● DATASET RECORDS
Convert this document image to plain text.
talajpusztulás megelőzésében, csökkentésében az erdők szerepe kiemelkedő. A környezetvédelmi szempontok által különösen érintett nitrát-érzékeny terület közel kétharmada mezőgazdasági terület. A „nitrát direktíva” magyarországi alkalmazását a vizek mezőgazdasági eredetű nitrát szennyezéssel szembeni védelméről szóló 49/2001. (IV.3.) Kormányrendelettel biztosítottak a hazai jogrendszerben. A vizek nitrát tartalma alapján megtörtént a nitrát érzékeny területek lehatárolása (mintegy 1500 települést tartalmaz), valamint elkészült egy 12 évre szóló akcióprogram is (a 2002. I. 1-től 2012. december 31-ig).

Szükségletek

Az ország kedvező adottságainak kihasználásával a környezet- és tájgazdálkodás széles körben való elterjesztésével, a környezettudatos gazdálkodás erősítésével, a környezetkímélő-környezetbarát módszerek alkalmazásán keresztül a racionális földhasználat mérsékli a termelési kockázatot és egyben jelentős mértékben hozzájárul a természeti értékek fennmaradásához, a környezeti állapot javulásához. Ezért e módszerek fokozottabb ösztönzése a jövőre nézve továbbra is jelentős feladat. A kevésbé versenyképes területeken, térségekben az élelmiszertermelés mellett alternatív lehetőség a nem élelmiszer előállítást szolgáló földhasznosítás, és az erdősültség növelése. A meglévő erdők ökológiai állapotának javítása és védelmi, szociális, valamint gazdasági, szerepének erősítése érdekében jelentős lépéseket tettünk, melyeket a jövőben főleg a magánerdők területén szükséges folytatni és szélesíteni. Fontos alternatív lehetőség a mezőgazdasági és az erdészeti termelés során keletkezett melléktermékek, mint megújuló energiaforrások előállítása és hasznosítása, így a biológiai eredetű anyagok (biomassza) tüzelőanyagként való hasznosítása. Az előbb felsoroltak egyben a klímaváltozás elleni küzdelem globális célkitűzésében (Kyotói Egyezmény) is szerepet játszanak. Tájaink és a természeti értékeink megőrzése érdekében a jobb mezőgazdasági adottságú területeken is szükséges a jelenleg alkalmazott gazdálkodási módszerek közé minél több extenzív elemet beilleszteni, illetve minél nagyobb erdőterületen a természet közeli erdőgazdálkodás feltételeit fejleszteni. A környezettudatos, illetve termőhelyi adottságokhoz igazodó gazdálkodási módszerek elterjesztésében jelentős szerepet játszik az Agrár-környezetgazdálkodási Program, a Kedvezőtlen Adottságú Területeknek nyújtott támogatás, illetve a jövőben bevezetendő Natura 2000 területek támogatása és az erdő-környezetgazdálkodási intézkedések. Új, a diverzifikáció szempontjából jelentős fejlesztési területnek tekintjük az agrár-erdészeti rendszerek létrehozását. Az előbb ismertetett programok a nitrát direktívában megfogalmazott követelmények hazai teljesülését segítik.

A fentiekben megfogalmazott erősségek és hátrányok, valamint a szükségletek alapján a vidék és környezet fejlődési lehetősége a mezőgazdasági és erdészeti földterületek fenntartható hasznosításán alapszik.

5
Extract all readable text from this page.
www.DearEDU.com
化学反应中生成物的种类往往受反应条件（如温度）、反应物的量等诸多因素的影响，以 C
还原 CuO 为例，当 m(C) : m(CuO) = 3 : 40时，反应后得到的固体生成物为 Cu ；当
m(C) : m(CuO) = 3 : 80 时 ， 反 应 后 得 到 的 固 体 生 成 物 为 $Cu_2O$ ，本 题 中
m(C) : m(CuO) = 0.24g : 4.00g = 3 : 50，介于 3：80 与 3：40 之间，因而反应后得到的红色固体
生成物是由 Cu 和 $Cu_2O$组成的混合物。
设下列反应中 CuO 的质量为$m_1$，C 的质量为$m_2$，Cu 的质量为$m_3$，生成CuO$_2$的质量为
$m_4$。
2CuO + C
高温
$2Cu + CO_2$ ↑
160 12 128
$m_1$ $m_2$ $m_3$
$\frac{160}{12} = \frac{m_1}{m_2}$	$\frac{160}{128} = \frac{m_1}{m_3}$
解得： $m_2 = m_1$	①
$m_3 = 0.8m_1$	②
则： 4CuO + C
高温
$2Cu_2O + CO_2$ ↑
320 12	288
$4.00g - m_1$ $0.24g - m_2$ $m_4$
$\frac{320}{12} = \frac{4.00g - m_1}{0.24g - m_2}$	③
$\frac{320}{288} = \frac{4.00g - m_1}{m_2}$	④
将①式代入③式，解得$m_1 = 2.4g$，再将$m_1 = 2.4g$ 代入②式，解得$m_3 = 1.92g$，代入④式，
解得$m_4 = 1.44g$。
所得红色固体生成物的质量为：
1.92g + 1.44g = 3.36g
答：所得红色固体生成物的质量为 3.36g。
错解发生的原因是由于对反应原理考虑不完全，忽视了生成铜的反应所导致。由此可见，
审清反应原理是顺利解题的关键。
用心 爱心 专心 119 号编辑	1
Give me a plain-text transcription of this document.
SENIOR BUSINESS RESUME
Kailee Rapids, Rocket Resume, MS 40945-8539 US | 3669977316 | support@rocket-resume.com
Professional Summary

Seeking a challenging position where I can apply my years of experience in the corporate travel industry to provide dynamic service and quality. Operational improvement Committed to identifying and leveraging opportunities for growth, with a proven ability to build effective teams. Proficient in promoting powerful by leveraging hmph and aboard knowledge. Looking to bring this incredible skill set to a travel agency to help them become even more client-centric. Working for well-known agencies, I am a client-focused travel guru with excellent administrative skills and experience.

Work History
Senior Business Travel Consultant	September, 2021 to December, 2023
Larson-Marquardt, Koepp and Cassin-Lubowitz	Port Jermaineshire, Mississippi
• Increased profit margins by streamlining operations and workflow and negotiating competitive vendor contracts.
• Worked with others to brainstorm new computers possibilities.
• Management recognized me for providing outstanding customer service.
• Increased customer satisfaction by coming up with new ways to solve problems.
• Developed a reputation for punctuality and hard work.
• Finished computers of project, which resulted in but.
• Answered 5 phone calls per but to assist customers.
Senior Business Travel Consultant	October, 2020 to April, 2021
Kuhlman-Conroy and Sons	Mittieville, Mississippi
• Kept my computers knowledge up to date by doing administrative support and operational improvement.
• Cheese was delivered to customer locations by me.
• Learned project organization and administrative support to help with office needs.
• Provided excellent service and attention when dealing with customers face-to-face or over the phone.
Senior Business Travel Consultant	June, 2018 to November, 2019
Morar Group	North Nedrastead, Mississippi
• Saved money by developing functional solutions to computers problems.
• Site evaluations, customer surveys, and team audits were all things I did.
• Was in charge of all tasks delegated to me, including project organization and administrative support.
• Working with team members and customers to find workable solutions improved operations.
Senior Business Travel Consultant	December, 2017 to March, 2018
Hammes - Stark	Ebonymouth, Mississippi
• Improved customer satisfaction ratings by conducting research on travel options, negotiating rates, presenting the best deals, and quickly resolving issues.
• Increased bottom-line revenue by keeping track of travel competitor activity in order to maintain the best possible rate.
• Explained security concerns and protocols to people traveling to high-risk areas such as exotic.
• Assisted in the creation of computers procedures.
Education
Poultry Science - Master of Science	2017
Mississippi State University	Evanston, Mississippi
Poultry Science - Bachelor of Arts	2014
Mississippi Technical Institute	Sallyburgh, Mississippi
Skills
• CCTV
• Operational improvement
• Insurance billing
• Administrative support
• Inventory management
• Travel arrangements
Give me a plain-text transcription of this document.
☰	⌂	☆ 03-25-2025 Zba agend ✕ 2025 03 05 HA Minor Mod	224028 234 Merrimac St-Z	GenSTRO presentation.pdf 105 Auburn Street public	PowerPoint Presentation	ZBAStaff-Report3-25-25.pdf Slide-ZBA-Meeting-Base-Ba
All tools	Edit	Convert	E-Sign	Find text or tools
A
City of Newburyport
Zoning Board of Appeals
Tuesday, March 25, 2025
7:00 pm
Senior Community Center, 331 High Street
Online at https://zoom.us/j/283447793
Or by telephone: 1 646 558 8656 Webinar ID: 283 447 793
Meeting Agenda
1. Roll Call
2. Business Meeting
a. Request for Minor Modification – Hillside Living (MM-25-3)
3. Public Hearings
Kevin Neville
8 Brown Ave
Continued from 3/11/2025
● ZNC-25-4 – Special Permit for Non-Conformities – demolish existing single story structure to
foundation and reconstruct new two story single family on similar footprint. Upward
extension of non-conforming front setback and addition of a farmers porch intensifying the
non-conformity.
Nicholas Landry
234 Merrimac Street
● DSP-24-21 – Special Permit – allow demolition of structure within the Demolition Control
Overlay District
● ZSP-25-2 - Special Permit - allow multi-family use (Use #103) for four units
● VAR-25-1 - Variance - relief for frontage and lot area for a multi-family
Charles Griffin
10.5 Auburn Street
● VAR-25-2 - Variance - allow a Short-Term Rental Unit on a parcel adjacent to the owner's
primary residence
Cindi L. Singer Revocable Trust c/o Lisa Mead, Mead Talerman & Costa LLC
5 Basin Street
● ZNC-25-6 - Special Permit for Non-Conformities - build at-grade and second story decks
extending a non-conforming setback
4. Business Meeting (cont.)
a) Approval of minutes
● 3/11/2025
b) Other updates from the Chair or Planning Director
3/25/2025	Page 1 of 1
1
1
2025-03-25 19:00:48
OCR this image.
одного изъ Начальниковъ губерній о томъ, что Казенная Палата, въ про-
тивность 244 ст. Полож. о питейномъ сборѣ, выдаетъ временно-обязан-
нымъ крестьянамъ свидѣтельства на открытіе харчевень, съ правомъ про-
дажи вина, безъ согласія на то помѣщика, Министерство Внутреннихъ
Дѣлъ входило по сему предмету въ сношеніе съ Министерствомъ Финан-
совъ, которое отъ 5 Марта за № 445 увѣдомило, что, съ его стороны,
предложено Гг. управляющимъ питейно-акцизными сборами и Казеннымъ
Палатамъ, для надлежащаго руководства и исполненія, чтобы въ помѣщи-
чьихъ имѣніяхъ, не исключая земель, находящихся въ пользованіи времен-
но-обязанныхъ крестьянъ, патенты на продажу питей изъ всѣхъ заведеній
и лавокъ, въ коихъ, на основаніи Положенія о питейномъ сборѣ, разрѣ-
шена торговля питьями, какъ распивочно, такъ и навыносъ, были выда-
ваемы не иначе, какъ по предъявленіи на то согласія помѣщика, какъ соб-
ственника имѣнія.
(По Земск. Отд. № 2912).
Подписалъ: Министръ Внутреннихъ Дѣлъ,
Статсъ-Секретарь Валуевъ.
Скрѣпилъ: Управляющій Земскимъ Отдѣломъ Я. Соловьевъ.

● EXERCISE OBJECTIVE
In the lines above, locate the string "organization". Copy every line where it occurs.

● THE ANSWER
• Learned project organization and administrative support to help with office needs.
• Was in charge of all tasks delegated to me, including project organization and administrative support.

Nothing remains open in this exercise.